The task →
Print out each of the entries below line for line, with no change to any word, number or symbol.

Data provided →

# # # # #

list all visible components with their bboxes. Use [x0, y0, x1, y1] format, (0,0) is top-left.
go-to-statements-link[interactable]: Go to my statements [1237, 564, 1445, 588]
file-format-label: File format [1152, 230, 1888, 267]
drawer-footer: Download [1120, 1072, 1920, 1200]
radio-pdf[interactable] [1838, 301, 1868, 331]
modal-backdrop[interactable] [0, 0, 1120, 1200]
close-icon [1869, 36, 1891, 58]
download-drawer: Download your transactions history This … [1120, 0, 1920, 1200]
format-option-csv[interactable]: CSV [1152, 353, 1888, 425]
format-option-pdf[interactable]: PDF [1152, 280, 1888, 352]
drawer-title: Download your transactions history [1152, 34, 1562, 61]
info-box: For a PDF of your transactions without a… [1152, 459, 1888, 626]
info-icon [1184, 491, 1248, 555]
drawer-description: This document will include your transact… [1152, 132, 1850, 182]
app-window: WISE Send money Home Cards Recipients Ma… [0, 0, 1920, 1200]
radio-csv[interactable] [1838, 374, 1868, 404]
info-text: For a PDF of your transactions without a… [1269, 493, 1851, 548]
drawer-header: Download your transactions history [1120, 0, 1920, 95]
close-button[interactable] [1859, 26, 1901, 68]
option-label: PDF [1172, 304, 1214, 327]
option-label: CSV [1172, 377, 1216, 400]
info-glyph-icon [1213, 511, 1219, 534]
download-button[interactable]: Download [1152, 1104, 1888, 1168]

# # # # #

Response to the task →
list all visible components with their bboxes. Use [x0, y0, x1, y1] format, (0,0) is top-left.
go-to-statements-link[interactable]: Go to my statements [1237, 564, 1445, 588]
file-format-label: File format [1152, 230, 1888, 267]
drawer-footer: Download [1120, 1072, 1920, 1200]
radio-pdf[interactable] [1838, 301, 1868, 331]
modal-backdrop[interactable] [0, 0, 1120, 1200]
close-icon [1869, 36, 1891, 58]
download-drawer: Download your transactions history This … [1120, 0, 1920, 1200]
format-option-csv[interactable]: CSV [1152, 353, 1888, 425]
format-option-pdf[interactable]: PDF [1152, 280, 1888, 352]
drawer-title: Download your transactions history [1152, 34, 1562, 61]
info-box: For a PDF of your transactions without a… [1152, 459, 1888, 626]
info-icon [1184, 491, 1248, 555]
drawer-description: This document will include your transact… [1152, 132, 1850, 182]
app-window: WISE Send money Home Cards Recipients Ma… [0, 0, 1920, 1200]
radio-csv[interactable] [1838, 374, 1868, 404]
info-text: For a PDF of your transactions without a… [1269, 493, 1851, 548]
drawer-header: Download your transactions history [1120, 0, 1920, 95]
close-button[interactable] [1859, 26, 1901, 68]
option-label: PDF [1172, 304, 1214, 327]
option-label: CSV [1172, 377, 1216, 400]
info-glyph-icon [1213, 511, 1219, 534]
download-button[interactable]: Download [1152, 1104, 1888, 1168]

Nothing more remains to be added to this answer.